WHAT THE TASK ASKS — From the line with "Parse this screenshot: output" down to the final line of the material below, quote every line exactly and leave out all lines before it.

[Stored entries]

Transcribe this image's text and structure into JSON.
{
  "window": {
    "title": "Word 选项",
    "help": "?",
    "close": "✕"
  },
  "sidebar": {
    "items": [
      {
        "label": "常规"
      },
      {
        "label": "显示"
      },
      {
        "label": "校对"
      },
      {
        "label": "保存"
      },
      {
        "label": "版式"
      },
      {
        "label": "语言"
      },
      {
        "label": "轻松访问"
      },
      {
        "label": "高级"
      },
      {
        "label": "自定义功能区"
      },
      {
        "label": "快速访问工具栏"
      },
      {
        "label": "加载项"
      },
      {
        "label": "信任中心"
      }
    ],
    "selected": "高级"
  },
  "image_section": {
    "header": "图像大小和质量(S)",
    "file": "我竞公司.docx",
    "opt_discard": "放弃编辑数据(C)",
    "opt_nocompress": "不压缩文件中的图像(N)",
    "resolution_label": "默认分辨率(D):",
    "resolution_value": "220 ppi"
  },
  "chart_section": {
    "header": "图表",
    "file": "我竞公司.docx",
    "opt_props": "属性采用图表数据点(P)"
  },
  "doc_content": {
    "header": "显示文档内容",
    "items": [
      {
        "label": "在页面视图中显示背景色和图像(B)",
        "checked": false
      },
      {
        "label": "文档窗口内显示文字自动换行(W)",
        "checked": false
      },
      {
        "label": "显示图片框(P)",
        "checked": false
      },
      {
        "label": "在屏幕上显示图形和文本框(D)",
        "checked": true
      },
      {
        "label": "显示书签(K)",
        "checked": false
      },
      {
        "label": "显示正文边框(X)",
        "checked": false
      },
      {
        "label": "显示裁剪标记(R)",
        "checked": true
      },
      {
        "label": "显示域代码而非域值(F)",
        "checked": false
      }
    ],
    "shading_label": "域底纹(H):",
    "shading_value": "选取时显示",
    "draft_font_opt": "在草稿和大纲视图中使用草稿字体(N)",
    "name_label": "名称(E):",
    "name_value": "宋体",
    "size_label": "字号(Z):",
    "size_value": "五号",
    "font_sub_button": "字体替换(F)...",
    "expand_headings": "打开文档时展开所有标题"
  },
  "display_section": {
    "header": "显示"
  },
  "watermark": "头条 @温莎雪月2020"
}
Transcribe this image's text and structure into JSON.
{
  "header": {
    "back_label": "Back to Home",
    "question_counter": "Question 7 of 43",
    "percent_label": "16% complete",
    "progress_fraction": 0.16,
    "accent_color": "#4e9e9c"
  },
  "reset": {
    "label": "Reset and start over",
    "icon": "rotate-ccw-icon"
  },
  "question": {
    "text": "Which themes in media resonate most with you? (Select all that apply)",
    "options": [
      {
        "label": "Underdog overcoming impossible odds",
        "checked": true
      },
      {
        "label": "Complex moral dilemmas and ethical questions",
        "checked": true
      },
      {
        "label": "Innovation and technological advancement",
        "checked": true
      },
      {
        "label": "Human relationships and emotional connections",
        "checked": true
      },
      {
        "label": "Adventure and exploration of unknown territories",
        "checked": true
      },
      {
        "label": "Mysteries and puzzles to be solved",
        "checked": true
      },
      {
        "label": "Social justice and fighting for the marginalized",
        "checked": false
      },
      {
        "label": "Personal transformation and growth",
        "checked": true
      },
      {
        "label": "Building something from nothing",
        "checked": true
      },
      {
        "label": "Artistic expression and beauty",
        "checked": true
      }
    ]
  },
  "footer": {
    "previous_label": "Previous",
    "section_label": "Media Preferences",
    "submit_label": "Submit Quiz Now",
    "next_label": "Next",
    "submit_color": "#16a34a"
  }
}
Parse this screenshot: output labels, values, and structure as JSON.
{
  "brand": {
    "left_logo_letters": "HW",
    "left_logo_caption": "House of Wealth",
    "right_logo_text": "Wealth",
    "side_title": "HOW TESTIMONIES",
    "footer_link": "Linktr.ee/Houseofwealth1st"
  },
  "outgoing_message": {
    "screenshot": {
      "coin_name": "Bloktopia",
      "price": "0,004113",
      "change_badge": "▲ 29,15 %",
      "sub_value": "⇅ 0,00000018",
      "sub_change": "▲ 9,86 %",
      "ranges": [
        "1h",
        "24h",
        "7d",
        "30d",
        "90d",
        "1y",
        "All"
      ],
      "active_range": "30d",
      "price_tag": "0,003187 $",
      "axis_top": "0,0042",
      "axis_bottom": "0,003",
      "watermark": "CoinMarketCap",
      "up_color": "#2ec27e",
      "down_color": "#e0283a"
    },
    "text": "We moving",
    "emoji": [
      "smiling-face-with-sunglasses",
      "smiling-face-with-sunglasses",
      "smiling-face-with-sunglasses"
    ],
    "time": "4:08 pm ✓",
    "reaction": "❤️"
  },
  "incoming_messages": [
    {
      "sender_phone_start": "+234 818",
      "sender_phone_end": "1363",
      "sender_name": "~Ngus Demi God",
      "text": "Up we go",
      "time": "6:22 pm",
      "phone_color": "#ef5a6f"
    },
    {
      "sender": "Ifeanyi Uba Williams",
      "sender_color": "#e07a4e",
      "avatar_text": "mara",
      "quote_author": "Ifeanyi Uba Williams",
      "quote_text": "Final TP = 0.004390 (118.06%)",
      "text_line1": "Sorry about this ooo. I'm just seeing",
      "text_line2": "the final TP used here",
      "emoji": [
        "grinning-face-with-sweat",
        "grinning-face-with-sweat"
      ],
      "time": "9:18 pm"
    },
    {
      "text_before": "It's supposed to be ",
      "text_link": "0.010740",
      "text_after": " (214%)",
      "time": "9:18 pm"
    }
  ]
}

RESULT OF THE EXERCISE —
Parse this screenshot: output labels, values, and structure as JSON.
{
  "brand": {
    "left_logo_letters": "HW",
    "left_logo_caption": "House of Wealth",
    "right_logo_text": "Wealth",
    "side_title": "HOW TESTIMONIES",
    "footer_link": "Linktr.ee/Houseofwealth1st"
  },
  "outgoing_message": {
    "screenshot": {
      "coin_name": "Bloktopia",
      "price": "0,004113",
      "change_badge": "▲ 29,15 %",
      "sub_value": "⇅ 0,00000018",
      "sub_change": "▲ 9,86 %",
      "ranges": [
        "1h",
        "24h",
        "7d",
        "30d",
        "90d",
        "1y",
        "All"
      ],
      "active_range": "30d",
      "price_tag": "0,003187 $",
      "axis_top": "0,0042",
      "axis_bottom": "0,003",
      "watermark": "CoinMarketCap",
      "up_color": "#2ec27e",
      "down_color": "#e0283a"
    },
    "text": "We moving",
    "emoji": [
      "smiling-face-with-sunglasses",
      "smiling-face-with-sunglasses",
      "smiling-face-with-sunglasses"
    ],
    "time": "4:08 pm ✓",
    "reaction": "❤️"
  },
  "incoming_messages": [
    {
      "sender_phone_start": "+234 818",
      "sender_phone_end": "1363",
      "sender_name": "~Ngus Demi God",
      "text": "Up we go",
      "time": "6:22 pm",
      "phone_color": "#ef5a6f"
    },
    {
      "sender": "Ifeanyi Uba Williams",
      "sender_color": "#e07a4e",
      "avatar_text": "mara",
      "quote_author": "Ifeanyi Uba Williams",
      "quote_text": "Final TP = 0.004390 (118.06%)",
      "text_line1": "Sorry about this ooo. I'm just seeing",
      "text_line2": "the final TP used here",
      "emoji": [
        "grinning-face-with-sweat",
        "grinning-face-with-sweat"
      ],
      "time": "9:18 pm"
    },
    {
      "text_before": "It's supposed to be ",
      "text_link": "0.010740",
      "text_after": " (214%)",
      "time": "9:18 pm"
    }
  ]
}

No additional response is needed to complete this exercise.